* START *

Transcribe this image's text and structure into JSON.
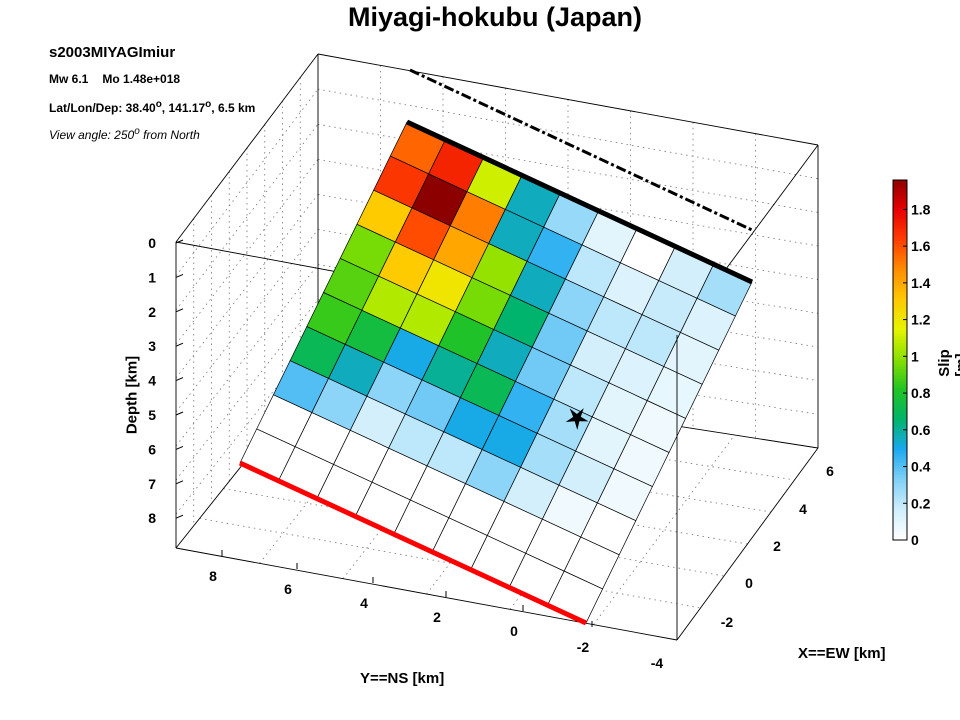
{
  "title": "Miyagi-hokubu (Japan)",
  "info": {
    "event_id": "s2003MIYAGImiur",
    "magnitude": "Mw 6.1",
    "moment": "Mo 1.48e+018",
    "location_prefix": "Lat/Lon/Dep: 38.40",
    "lon_value": ", 141.17",
    "depth_value": ", 6.5 km",
    "degree_sup": "o",
    "view_prefix": "View angle: 250",
    "view_suffix": " from North"
  },
  "colorbar": {
    "label": "Slip [m]",
    "ticks": [
      "0",
      "0.2",
      "0.4",
      "0.6",
      "0.8",
      "1",
      "1.2",
      "1.4",
      "1.6",
      "1.8"
    ],
    "max": 1.96,
    "colormap": [
      "#ffffff",
      "#cfeefc",
      "#7fd0f7",
      "#1aa8ef",
      "#00b46a",
      "#22c422",
      "#8ae000",
      "#e6f400",
      "#ffc800",
      "#ff8c00",
      "#ff3c00",
      "#e60000",
      "#8c0000"
    ]
  },
  "chart_data": {
    "type": "heatmap",
    "description_axes": {
      "xlabel": "X==EW [km]",
      "ylabel": "Y==NS [km]",
      "zlabel": "Depth [km]"
    },
    "x_ticks": [
      "-4",
      "-2",
      "0",
      "2",
      "4",
      "6"
    ],
    "y_ticks": [
      "-2",
      "0",
      "2",
      "4",
      "6",
      "8"
    ],
    "z_ticks": [
      "0",
      "1",
      "2",
      "3",
      "4",
      "5",
      "6",
      "7",
      "8"
    ],
    "colorbar_range": [
      0,
      1.96
    ],
    "fault_grid": {
      "strike_cells": 9,
      "dip_cells": 10,
      "slip_m": [
        [
          1.55,
          1.7,
          1.1,
          0.55,
          0.28,
          0.1,
          0.0,
          0.15,
          0.25
        ],
        [
          1.65,
          1.96,
          1.5,
          0.55,
          0.45,
          0.2,
          0.12,
          0.18,
          0.12
        ],
        [
          1.3,
          1.6,
          1.4,
          1.0,
          0.55,
          0.3,
          0.2,
          0.2,
          0.1
        ],
        [
          0.95,
          1.3,
          1.2,
          0.95,
          0.65,
          0.35,
          0.15,
          0.12,
          0.08
        ],
        [
          0.9,
          1.05,
          1.05,
          0.8,
          0.55,
          0.35,
          0.2,
          0.1,
          0.05
        ],
        [
          0.85,
          0.75,
          0.5,
          0.6,
          0.7,
          0.45,
          0.25,
          0.1,
          0.05
        ],
        [
          0.7,
          0.55,
          0.3,
          0.35,
          0.5,
          0.5,
          0.25,
          0.15,
          0.05
        ],
        [
          0.4,
          0.3,
          0.15,
          0.2,
          0.2,
          0.3,
          0.15,
          0.05,
          0.0
        ],
        [
          0.0,
          0.0,
          0.0,
          0.0,
          0.0,
          0.0,
          0.0,
          0.0,
          0.0
        ],
        [
          0.0,
          0.0,
          0.0,
          0.0,
          0.0,
          0.0,
          0.0,
          0.0,
          0.0
        ]
      ]
    },
    "fault_top_edge_color": "#000000",
    "fault_bottom_edge_color": "#ff0000",
    "surface_trace_style": "dashed black line",
    "hypocenter_marker": "black star"
  }
}
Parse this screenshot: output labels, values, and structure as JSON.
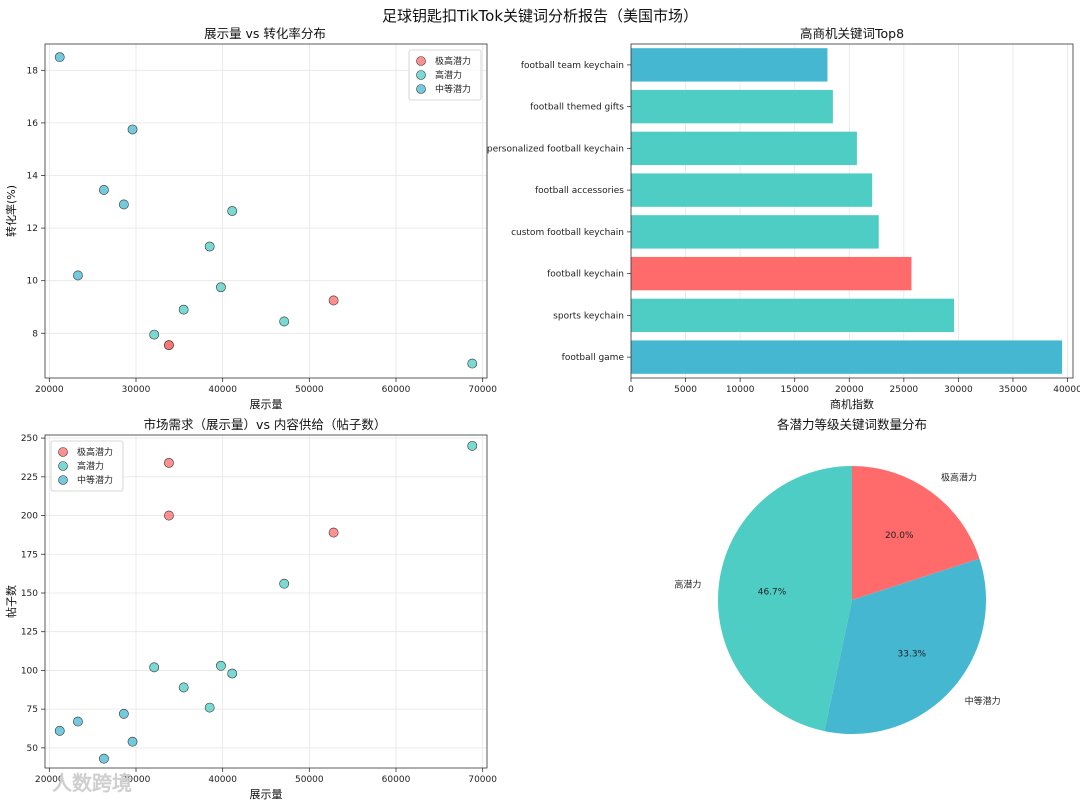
{
  "figure": {
    "title": "足球钥匙扣TikTok关键词分析报告（美国市场）",
    "watermark": "人数跨境"
  },
  "colors": {
    "very_high": "#FF6B6B",
    "high": "#4ECDC4",
    "medium": "#45B7D1"
  },
  "chart_data": [
    {
      "type": "scatter",
      "title": "展示量 vs 转化率分布",
      "xlabel": "展示量",
      "ylabel": "转化率(%)",
      "xlim": [
        19500,
        70500
      ],
      "ylim": [
        6.3,
        19.0
      ],
      "xticks": [
        20000,
        30000,
        40000,
        50000,
        60000,
        70000
      ],
      "yticks": [
        8,
        10,
        12,
        14,
        16,
        18
      ],
      "grid": true,
      "legend_position": "top-right",
      "series": [
        {
          "name": "极高潜力",
          "color": "#FF6B6B",
          "points": [
            [
              52800,
              9.25
            ],
            [
              33800,
              7.55
            ],
            [
              33800,
              7.55
            ]
          ]
        },
        {
          "name": "高潜力",
          "color": "#4ECDC4",
          "points": [
            [
              68800,
              6.85
            ],
            [
              47100,
              8.45
            ],
            [
              41100,
              12.65
            ],
            [
              39800,
              9.75
            ],
            [
              38500,
              11.3
            ],
            [
              35500,
              8.9
            ],
            [
              32100,
              7.95
            ]
          ]
        },
        {
          "name": "中等潜力",
          "color": "#45B7D1",
          "points": [
            [
              21200,
              18.5
            ],
            [
              29600,
              15.75
            ],
            [
              26300,
              13.45
            ],
            [
              28600,
              12.9
            ],
            [
              23300,
              10.2
            ]
          ]
        }
      ]
    },
    {
      "type": "bar",
      "orientation": "horizontal",
      "title": "高商机关键词Top8",
      "xlabel": "商机指数",
      "xlim": [
        0,
        40500
      ],
      "xticks": [
        0,
        5000,
        10000,
        15000,
        20000,
        25000,
        30000,
        35000,
        40000
      ],
      "grid": true,
      "categories": [
        "football team keychain",
        "football themed gifts",
        "personalized football keychain",
        "football accessories",
        "custom football keychain",
        "football keychain",
        "sports keychain",
        "football game"
      ],
      "values": [
        18000,
        18500,
        20700,
        22100,
        22700,
        25700,
        29600,
        39500
      ],
      "bar_levels": [
        "medium",
        "high",
        "high",
        "high",
        "high",
        "very_high",
        "high",
        "medium"
      ]
    },
    {
      "type": "scatter",
      "title": "市场需求（展示量）vs 内容供给（帖子数）",
      "xlabel": "展示量",
      "ylabel": "帖子数",
      "xlim": [
        19500,
        70500
      ],
      "ylim": [
        37,
        252
      ],
      "xticks": [
        20000,
        30000,
        40000,
        50000,
        60000,
        70000
      ],
      "yticks": [
        50,
        75,
        100,
        125,
        150,
        175,
        200,
        225,
        250
      ],
      "grid": true,
      "legend_position": "top-left",
      "series": [
        {
          "name": "极高潜力",
          "color": "#FF6B6B",
          "points": [
            [
              33800,
              234
            ],
            [
              33800,
              200
            ],
            [
              52800,
              189
            ]
          ]
        },
        {
          "name": "高潜力",
          "color": "#4ECDC4",
          "points": [
            [
              68800,
              245
            ],
            [
              47100,
              156
            ],
            [
              39800,
              103
            ],
            [
              41100,
              98
            ],
            [
              32100,
              102
            ],
            [
              35500,
              89
            ],
            [
              38500,
              76
            ]
          ]
        },
        {
          "name": "中等潜力",
          "color": "#45B7D1",
          "points": [
            [
              21200,
              61
            ],
            [
              23300,
              67
            ],
            [
              28600,
              72
            ],
            [
              29600,
              54
            ],
            [
              26300,
              43
            ]
          ]
        }
      ]
    },
    {
      "type": "pie",
      "title": "各潜力等级关键词数量分布",
      "start_angle_deg": 90,
      "slices": [
        {
          "label": "极高潜力",
          "value": 20.0,
          "pct_label": "20.0%",
          "color": "#FF6B6B"
        },
        {
          "label": "中等潜力",
          "value": 33.3,
          "pct_label": "33.3%",
          "color": "#45B7D1"
        },
        {
          "label": "高潜力",
          "value": 46.7,
          "pct_label": "46.7%",
          "color": "#4ECDC4"
        }
      ]
    }
  ]
}
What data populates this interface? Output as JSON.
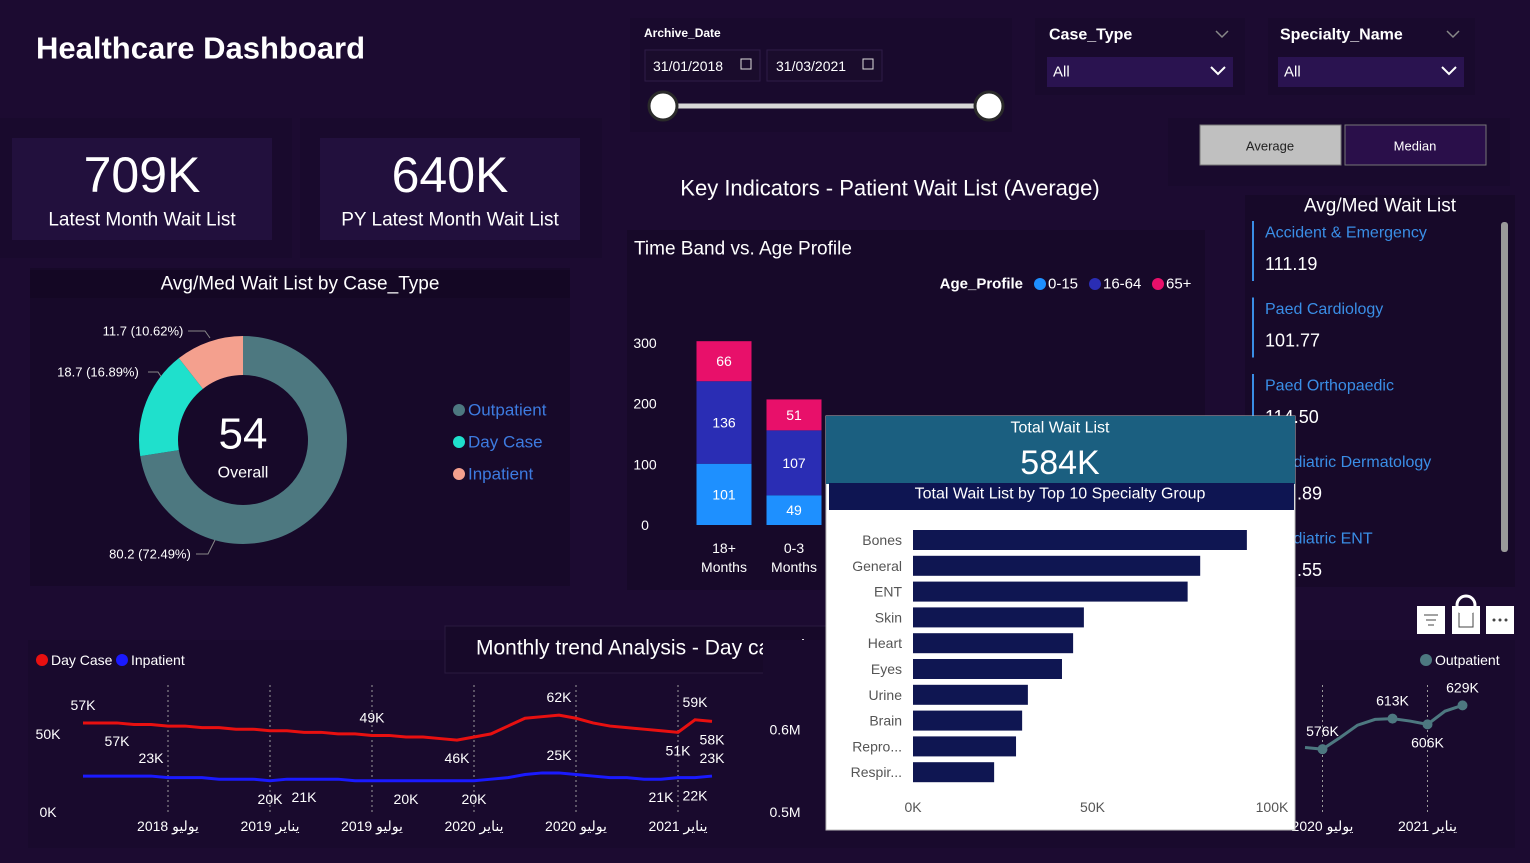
{
  "header": {
    "title": "Healthcare Dashboard"
  },
  "filters": {
    "archive_date": {
      "label": "Archive_Date",
      "start": "31/01/2018",
      "end": "31/03/2021"
    },
    "case_type": {
      "label": "Case_Type",
      "value": "All"
    },
    "specialty": {
      "label": "Specialty_Name",
      "value": "All"
    },
    "toggle": [
      "Average",
      "Median"
    ]
  },
  "kpis": [
    {
      "value": "709K",
      "label": "Latest Month Wait List"
    },
    {
      "value": "640K",
      "label": "PY Latest Month Wait List"
    }
  ],
  "section_title": "Key Indicators - Patient Wait List (Average)",
  "wait_list": {
    "title": "Avg/Med Wait List",
    "items": [
      {
        "name": "Accident & Emergency",
        "value": "111.19"
      },
      {
        "name": "Paed Cardiology",
        "value": "101.77"
      },
      {
        "name": "Paed Orthopaedic",
        "value": "114.50"
      },
      {
        "name": "Paediatric Dermatology",
        "value": ".89"
      },
      {
        "name": "Paediatric ENT",
        "value": ".55"
      }
    ]
  },
  "tooltip": {
    "title": "Total Wait List",
    "value": "584K"
  },
  "chart_data": [
    {
      "type": "donut",
      "title": "Avg/Med Wait List by Case_Type",
      "categories": [
        "Outpatient",
        "Day Case",
        "Inpatient"
      ],
      "values": [
        80.2,
        18.7,
        11.7
      ],
      "value_labels": [
        "80.2 (72.49%)",
        "18.7 (16.89%)",
        "11.7 (10.62%)"
      ],
      "colors": [
        "#4d7880",
        "#1fe0cc",
        "#f4a08e"
      ],
      "center_value": 54,
      "center_label": "Overall"
    },
    {
      "type": "stacked_bar",
      "title": "Time Band vs. Age Profile",
      "legend_title": "Age_Profile",
      "categories": [
        "18+ Months",
        "0-3 Months"
      ],
      "series": [
        {
          "name": "0-15",
          "color": "#1e90ff",
          "values": [
            101,
            49
          ]
        },
        {
          "name": "16-64",
          "color": "#2a2db4",
          "values": [
            136,
            107
          ]
        },
        {
          "name": "65+",
          "color": "#e8106a",
          "values": [
            66,
            51
          ]
        }
      ],
      "ylim": [
        0,
        300
      ],
      "yticks": [
        0,
        100,
        200,
        300
      ]
    },
    {
      "type": "hbar",
      "title": "Total Wait List by Top 10 Specialty Group",
      "categories": [
        "Bones",
        "General",
        "ENT",
        "Skin",
        "Heart",
        "Eyes",
        "Urine",
        "Brain",
        "Repro...",
        "Respir..."
      ],
      "values": [
        93000,
        80000,
        76500,
        47600,
        44600,
        41500,
        32000,
        30400,
        28700,
        22600
      ],
      "color": "#0f1652",
      "xlim": [
        0,
        100000
      ],
      "xticks": [
        {
          "value": 0,
          "label": "0K"
        },
        {
          "value": 50000,
          "label": "50K"
        },
        {
          "value": 100000,
          "label": "100K"
        }
      ]
    },
    {
      "type": "line",
      "title": "Monthly trend Analysis - Day case /",
      "categories": [
        null,
        null,
        null,
        null,
        null,
        "يوليو 2018",
        null,
        null,
        null,
        null,
        null,
        "يناير 2019",
        null,
        null,
        null,
        null,
        null,
        "يوليو 2019",
        null,
        null,
        null,
        null,
        null,
        "يناير 2020",
        null,
        null,
        null,
        null,
        null,
        "يوليو 2020",
        null,
        null,
        null,
        null,
        null,
        "يناير 2021",
        null,
        null
      ],
      "series": [
        {
          "name": "Day Case",
          "color": "#e81010",
          "values": [
            57000,
            57000,
            57000,
            56000,
            56000,
            55000,
            55000,
            54000,
            54000,
            53000,
            53000,
            52000,
            52000,
            51000,
            51000,
            50000,
            50000,
            49000,
            49000,
            48000,
            48000,
            47000,
            46000,
            48000,
            50000,
            55000,
            60000,
            61000,
            62000,
            60000,
            57000,
            55000,
            54000,
            53000,
            52000,
            51000,
            59000,
            58000
          ],
          "value_labels": [
            "57K",
            null,
            "57K",
            null,
            null,
            null,
            null,
            null,
            null,
            null,
            null,
            null,
            null,
            null,
            null,
            null,
            null,
            "49K",
            null,
            null,
            null,
            null,
            "46K",
            null,
            null,
            null,
            null,
            null,
            "62K",
            null,
            null,
            null,
            null,
            null,
            null,
            "51K",
            "59K",
            "58K"
          ]
        },
        {
          "name": "Inpatient",
          "color": "#1a1aff",
          "values": [
            23000,
            23000,
            23000,
            23000,
            23000,
            22000,
            22000,
            22000,
            21000,
            21000,
            21000,
            20000,
            21000,
            21000,
            21000,
            21000,
            20000,
            20000,
            20000,
            20000,
            20000,
            20000,
            20000,
            20000,
            21000,
            22000,
            24000,
            25000,
            25000,
            24000,
            23000,
            22000,
            22000,
            21000,
            21000,
            22000,
            22000,
            23000
          ],
          "value_labels": [
            null,
            null,
            null,
            null,
            "23K",
            null,
            null,
            null,
            null,
            null,
            null,
            "20K",
            null,
            "21K",
            null,
            null,
            null,
            null,
            null,
            "20K",
            null,
            null,
            null,
            "20K",
            null,
            null,
            null,
            null,
            "25K",
            null,
            null,
            null,
            null,
            null,
            "21K",
            null,
            "22K",
            "23K"
          ]
        }
      ],
      "ylim": [
        0,
        80000
      ],
      "yticks": [
        {
          "value": 0,
          "label": "0K"
        },
        {
          "value": 50000,
          "label": "50K"
        }
      ]
    },
    {
      "type": "line",
      "categories": [
        null,
        "يوليو 2020",
        null,
        null,
        null,
        null,
        null,
        "يناير 2021",
        null,
        null
      ],
      "series": [
        {
          "name": "Outpatient",
          "color": "#4d7880",
          "values": [
            578000,
            576000,
            590000,
            605000,
            612000,
            613000,
            610000,
            606000,
            622000,
            629000
          ],
          "value_labels": [
            null,
            "576K",
            null,
            null,
            null,
            "613K",
            null,
            "606K",
            null,
            "629K"
          ]
        }
      ],
      "ylim": [
        500000,
        650000
      ],
      "yticks": [
        {
          "value": 500000,
          "label": "0.5M"
        },
        {
          "value": 600000,
          "label": "0.6M"
        }
      ]
    }
  ]
}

* END *

Which lines contain "keychain"? Show each of them.

        "football team keychain",
        "personalized football keychain",
        "custom football keychain",
        "football keychain",
        "sports keychain",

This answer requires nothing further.